### Problem
From the data that follows, copy every line holding the string "Land".

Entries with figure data
□ □ □
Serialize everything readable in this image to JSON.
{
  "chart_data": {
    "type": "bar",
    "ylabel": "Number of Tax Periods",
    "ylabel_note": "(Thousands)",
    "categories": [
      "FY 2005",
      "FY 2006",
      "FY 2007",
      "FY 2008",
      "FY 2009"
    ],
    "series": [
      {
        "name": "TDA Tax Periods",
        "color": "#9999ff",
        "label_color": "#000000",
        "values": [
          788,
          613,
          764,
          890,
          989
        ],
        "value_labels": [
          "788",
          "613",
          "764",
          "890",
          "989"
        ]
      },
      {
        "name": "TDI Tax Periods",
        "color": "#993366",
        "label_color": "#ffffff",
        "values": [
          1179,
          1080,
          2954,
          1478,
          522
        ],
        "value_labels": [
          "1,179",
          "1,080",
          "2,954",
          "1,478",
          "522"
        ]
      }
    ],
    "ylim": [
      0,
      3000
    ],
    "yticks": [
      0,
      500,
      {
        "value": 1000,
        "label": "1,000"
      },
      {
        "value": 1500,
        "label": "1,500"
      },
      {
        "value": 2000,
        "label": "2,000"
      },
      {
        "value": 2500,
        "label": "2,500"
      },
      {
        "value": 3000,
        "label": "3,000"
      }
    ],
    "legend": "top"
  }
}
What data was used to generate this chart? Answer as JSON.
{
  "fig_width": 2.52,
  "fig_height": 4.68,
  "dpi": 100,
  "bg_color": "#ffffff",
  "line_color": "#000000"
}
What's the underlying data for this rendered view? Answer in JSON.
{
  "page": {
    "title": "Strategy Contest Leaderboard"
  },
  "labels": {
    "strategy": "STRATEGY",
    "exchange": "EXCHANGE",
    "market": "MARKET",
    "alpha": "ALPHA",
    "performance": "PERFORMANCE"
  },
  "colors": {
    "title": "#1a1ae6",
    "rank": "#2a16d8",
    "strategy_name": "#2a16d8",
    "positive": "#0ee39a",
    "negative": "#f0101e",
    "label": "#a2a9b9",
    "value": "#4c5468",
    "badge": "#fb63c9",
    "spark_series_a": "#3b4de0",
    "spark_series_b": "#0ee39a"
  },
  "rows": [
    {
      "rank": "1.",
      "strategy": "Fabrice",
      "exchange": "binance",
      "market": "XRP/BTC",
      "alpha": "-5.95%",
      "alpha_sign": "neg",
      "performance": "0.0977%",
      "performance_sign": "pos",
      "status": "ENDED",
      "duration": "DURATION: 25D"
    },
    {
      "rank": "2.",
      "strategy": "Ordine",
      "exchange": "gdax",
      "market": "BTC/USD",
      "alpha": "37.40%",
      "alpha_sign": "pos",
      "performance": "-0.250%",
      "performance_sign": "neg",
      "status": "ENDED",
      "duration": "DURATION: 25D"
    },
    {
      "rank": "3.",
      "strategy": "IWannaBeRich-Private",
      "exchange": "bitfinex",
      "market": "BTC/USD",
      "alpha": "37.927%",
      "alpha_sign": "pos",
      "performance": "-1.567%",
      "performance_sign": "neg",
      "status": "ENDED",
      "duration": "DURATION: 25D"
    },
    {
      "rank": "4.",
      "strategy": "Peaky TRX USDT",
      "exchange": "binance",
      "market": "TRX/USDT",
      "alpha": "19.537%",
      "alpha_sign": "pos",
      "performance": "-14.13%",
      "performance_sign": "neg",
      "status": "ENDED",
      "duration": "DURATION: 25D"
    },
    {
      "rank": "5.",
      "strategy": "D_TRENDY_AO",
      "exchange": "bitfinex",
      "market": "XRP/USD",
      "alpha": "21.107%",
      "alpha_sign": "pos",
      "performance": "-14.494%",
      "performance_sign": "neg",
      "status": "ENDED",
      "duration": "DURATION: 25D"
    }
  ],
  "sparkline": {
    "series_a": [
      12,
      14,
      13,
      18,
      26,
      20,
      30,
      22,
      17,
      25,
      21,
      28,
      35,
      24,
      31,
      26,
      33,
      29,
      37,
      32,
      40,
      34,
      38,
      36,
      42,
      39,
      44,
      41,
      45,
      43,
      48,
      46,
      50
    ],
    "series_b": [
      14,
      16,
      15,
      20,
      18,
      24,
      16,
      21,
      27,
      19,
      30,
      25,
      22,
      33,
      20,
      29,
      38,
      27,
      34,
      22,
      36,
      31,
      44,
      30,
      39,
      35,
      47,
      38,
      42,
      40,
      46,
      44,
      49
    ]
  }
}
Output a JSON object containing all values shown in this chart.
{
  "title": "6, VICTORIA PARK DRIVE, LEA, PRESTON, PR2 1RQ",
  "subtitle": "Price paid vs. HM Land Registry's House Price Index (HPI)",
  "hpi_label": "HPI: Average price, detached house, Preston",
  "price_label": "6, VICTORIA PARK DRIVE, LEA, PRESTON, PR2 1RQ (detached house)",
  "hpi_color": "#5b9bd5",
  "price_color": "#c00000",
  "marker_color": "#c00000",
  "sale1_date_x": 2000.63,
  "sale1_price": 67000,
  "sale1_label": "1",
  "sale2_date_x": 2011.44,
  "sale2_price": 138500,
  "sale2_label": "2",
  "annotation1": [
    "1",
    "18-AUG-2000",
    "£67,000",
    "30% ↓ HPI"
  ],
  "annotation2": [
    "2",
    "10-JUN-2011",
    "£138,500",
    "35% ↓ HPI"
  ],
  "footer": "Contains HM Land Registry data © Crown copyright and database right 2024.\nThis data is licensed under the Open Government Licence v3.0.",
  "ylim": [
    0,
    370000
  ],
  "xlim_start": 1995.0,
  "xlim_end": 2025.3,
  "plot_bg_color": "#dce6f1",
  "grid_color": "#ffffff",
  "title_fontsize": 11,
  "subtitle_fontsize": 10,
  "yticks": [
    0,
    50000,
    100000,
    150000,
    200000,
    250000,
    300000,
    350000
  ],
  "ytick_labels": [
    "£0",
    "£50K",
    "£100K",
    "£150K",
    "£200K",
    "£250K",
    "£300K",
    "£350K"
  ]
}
□ □ □
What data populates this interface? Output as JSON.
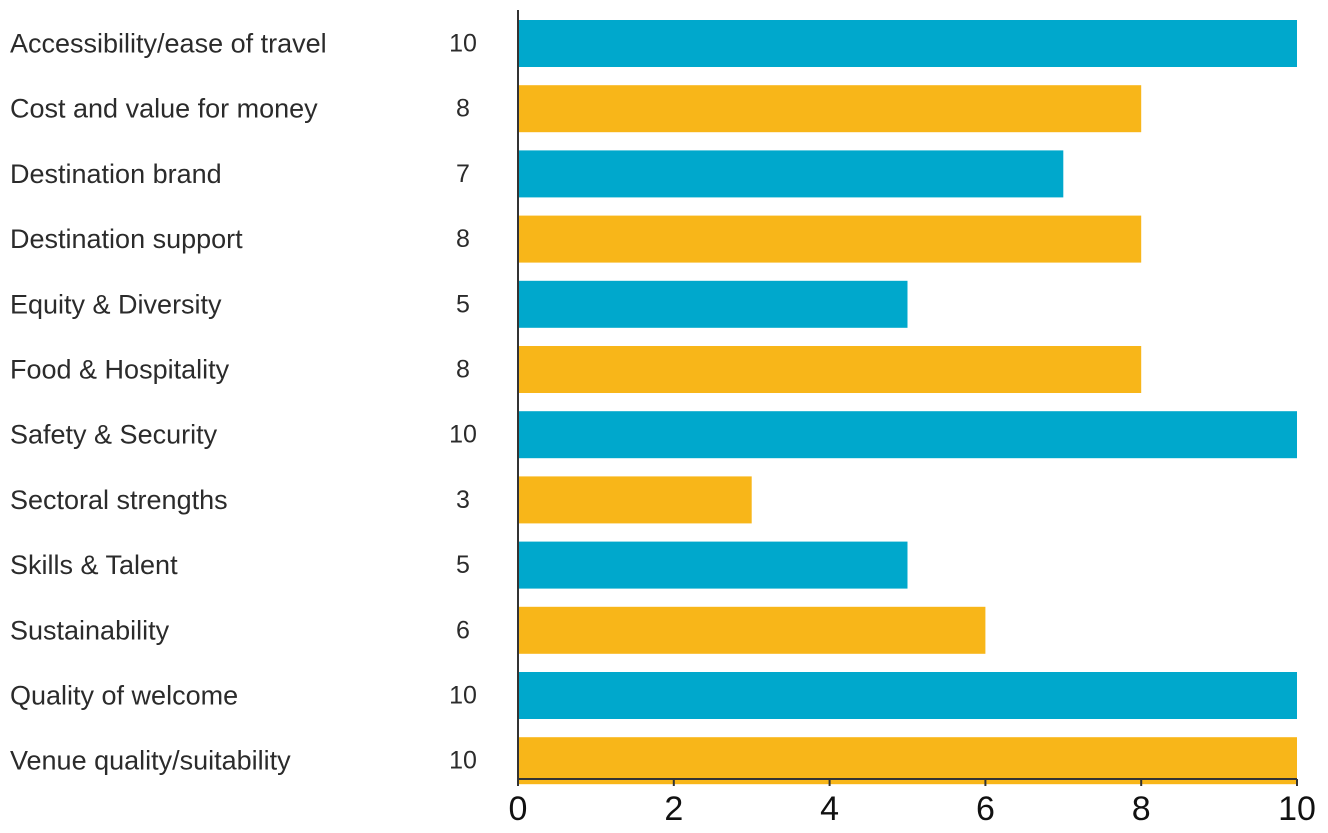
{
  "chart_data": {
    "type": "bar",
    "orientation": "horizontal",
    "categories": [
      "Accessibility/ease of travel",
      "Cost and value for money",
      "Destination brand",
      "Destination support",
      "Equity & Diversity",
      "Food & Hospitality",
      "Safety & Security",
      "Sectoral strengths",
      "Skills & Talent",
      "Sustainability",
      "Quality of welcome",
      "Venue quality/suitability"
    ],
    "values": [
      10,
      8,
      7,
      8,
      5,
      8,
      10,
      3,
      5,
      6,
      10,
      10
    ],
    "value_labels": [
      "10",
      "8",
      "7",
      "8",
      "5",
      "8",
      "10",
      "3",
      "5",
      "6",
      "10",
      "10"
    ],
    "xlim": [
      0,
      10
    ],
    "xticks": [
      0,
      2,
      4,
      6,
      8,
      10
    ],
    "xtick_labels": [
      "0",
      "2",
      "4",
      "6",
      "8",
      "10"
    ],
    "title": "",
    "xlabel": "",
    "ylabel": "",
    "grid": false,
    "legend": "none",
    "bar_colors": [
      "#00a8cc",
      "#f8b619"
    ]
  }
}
□ □ □
### Complete answer
  "subtitle": "Price paid vs. HM Land Registry's House Price Index (HPI)",
  "footer": "Contains HM Land Registry data © Crown copyright and database right 2024.\nThis data is licensed under the Open Government Licence v3.0.",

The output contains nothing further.